- **YOUR GOAL**
Copy the listing below, swapping every "plot-frame" for "chart-border" and leaving all else unchanged.

- **ENTRIES SUPPLIED**
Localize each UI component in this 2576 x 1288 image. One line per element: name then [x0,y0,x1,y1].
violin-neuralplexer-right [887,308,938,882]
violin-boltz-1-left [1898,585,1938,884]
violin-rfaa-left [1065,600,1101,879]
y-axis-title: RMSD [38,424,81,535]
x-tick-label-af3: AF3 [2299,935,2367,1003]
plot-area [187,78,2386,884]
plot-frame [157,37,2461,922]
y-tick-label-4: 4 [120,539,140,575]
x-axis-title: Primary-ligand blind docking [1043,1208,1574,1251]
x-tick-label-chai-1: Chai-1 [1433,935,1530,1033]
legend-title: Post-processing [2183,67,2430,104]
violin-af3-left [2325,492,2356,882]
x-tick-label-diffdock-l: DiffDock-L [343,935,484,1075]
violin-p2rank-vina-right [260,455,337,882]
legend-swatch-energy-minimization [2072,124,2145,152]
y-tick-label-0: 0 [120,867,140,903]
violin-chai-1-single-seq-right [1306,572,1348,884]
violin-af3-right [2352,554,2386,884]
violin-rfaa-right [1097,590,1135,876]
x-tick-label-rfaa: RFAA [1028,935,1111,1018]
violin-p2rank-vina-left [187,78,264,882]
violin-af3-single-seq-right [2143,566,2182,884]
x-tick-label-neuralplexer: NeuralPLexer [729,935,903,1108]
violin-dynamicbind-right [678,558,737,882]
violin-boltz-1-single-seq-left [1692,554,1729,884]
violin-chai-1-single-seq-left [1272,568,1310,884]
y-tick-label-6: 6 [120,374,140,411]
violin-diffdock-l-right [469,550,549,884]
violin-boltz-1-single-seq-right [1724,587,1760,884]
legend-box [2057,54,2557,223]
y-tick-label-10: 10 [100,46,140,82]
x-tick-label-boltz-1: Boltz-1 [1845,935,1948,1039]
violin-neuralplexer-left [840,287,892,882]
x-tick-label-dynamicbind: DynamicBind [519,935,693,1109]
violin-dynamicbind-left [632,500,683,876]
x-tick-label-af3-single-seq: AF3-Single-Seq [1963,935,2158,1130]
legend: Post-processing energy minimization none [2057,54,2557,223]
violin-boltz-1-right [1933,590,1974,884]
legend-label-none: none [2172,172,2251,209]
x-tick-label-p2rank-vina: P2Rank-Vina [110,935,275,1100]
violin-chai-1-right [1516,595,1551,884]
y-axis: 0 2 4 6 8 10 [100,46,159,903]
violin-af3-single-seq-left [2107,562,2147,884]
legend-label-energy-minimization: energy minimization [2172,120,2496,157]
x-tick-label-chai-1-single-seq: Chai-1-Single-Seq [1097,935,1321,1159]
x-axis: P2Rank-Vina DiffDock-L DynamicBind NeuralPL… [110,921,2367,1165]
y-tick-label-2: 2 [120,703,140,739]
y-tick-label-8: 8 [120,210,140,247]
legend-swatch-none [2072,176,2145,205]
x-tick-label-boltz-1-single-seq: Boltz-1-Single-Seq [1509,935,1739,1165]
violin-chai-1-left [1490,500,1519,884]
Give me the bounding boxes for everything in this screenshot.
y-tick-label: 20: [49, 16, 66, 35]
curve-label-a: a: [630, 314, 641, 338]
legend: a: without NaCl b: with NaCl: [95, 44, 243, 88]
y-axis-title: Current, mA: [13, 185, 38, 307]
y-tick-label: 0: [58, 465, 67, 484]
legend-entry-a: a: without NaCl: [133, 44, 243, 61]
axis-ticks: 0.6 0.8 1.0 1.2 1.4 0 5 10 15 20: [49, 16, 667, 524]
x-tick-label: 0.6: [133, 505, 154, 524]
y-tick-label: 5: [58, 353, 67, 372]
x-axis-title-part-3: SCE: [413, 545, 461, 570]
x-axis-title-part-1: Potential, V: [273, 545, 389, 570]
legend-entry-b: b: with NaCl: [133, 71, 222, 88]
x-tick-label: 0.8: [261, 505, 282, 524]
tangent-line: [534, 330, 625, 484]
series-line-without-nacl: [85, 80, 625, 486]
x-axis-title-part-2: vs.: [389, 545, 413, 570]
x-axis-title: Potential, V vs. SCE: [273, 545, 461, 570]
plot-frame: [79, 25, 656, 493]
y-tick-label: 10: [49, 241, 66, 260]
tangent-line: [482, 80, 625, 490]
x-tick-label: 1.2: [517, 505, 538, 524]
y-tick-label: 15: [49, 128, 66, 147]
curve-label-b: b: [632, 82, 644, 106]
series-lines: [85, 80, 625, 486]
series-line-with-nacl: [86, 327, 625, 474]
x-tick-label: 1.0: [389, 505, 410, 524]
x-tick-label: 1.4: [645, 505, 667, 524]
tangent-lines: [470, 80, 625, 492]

- **RESULT OF THIS TASK**
Localize each UI component in this 2576 x 1288 image. One line per element: name then [x0,y0,x1,y1].
violin-neuralplexer-right [887,308,938,882]
violin-boltz-1-left [1898,585,1938,884]
violin-rfaa-left [1065,600,1101,879]
y-axis-title: RMSD [38,424,81,535]
x-tick-label-af3: AF3 [2299,935,2367,1003]
plot-area [187,78,2386,884]
chart-border [157,37,2461,922]
y-tick-label-4: 4 [120,539,140,575]
x-axis-title: Primary-ligand blind docking [1043,1208,1574,1251]
x-tick-label-chai-1: Chai-1 [1433,935,1530,1033]
legend-title: Post-processing [2183,67,2430,104]
violin-af3-left [2325,492,2356,882]
x-tick-label-diffdock-l: DiffDock-L [343,935,484,1075]
violin-p2rank-vina-right [260,455,337,882]
legend-swatch-energy-minimization [2072,124,2145,152]
y-tick-label-0: 0 [120,867,140,903]
violin-chai-1-single-seq-right [1306,572,1348,884]
violin-af3-right [2352,554,2386,884]
violin-rfaa-right [1097,590,1135,876]
x-tick-label-rfaa: RFAA [1028,935,1111,1018]
violin-p2rank-vina-left [187,78,264,882]
violin-af3-single-seq-right [2143,566,2182,884]
x-tick-label-neuralplexer: NeuralPLexer [729,935,903,1108]
violin-dynamicbind-right [678,558,737,882]
violin-boltz-1-single-seq-left [1692,554,1729,884]
violin-chai-1-single-seq-left [1272,568,1310,884]
y-tick-label-6: 6 [120,374,140,411]
violin-diffdock-l-right [469,550,549,884]
violin-boltz-1-single-seq-right [1724,587,1760,884]
legend-box [2057,54,2557,223]
y-tick-label-10: 10 [100,46,140,82]
x-tick-label-boltz-1: Boltz-1 [1845,935,1948,1039]
violin-neuralplexer-left [840,287,892,882]
x-tick-label-dynamicbind: DynamicBind [519,935,693,1109]
violin-dynamicbind-left [632,500,683,876]
x-tick-label-af3-single-seq: AF3-Single-Seq [1963,935,2158,1130]
legend: Post-processing energy minimization none [2057,54,2557,223]
violin-boltz-1-right [1933,590,1974,884]
legend-label-none: none [2172,172,2251,209]
x-tick-label-p2rank-vina: P2Rank-Vina [110,935,275,1100]
violin-chai-1-right [1516,595,1551,884]
y-axis: 0 2 4 6 8 10 [100,46,159,903]
violin-af3-single-seq-left [2107,562,2147,884]
legend-label-energy-minimization: energy minimization [2172,120,2496,157]
x-tick-label-chai-1-single-seq: Chai-1-Single-Seq [1097,935,1321,1159]
x-axis: P2Rank-Vina DiffDock-L DynamicBind NeuralPL… [110,921,2367,1165]
y-tick-label-2: 2 [120,703,140,739]
y-tick-label-8: 8 [120,210,140,247]
legend-swatch-none [2072,176,2145,205]
x-tick-label-boltz-1-single-seq: Boltz-1-Single-Seq [1509,935,1739,1165]
violin-chai-1-left [1490,500,1519,884]
Give me the bounding boxes for everything in this screenshot.
y-tick-label: 20: [49, 16, 66, 35]
curve-label-a: a: [630, 314, 641, 338]
legend: a: without NaCl b: with NaCl: [95, 44, 243, 88]
y-axis-title: Current, mA: [13, 185, 38, 307]
y-tick-label: 0: [58, 465, 67, 484]
legend-entry-a: a: without NaCl: [133, 44, 243, 61]
axis-ticks: 0.6 0.8 1.0 1.2 1.4 0 5 10 15 20: [49, 16, 667, 524]
x-tick-label: 0.6: [133, 505, 154, 524]
y-tick-label: 5: [58, 353, 67, 372]
x-axis-title-part-3: SCE: [413, 545, 461, 570]
x-axis-title-part-1: Potential, V: [273, 545, 389, 570]
legend-entry-b: b: with NaCl: [133, 71, 222, 88]
x-tick-label: 0.8: [261, 505, 282, 524]
tangent-line: [534, 330, 625, 484]
series-line-without-nacl: [85, 80, 625, 486]
x-axis-title-part-2: vs.: [389, 545, 413, 570]
x-axis-title: Potential, V vs. SCE: [273, 545, 461, 570]
chart-border: [79, 25, 656, 493]
y-tick-label: 10: [49, 241, 66, 260]
tangent-line: [482, 80, 625, 490]
x-tick-label: 1.2: [517, 505, 538, 524]
y-tick-label: 15: [49, 128, 66, 147]
curve-label-b: b: [632, 82, 644, 106]
series-lines: [85, 80, 625, 486]
series-line-with-nacl: [86, 327, 625, 474]
x-tick-label: 1.0: [389, 505, 410, 524]
x-tick-label: 1.4: [645, 505, 667, 524]
tangent-lines: [470, 80, 625, 492]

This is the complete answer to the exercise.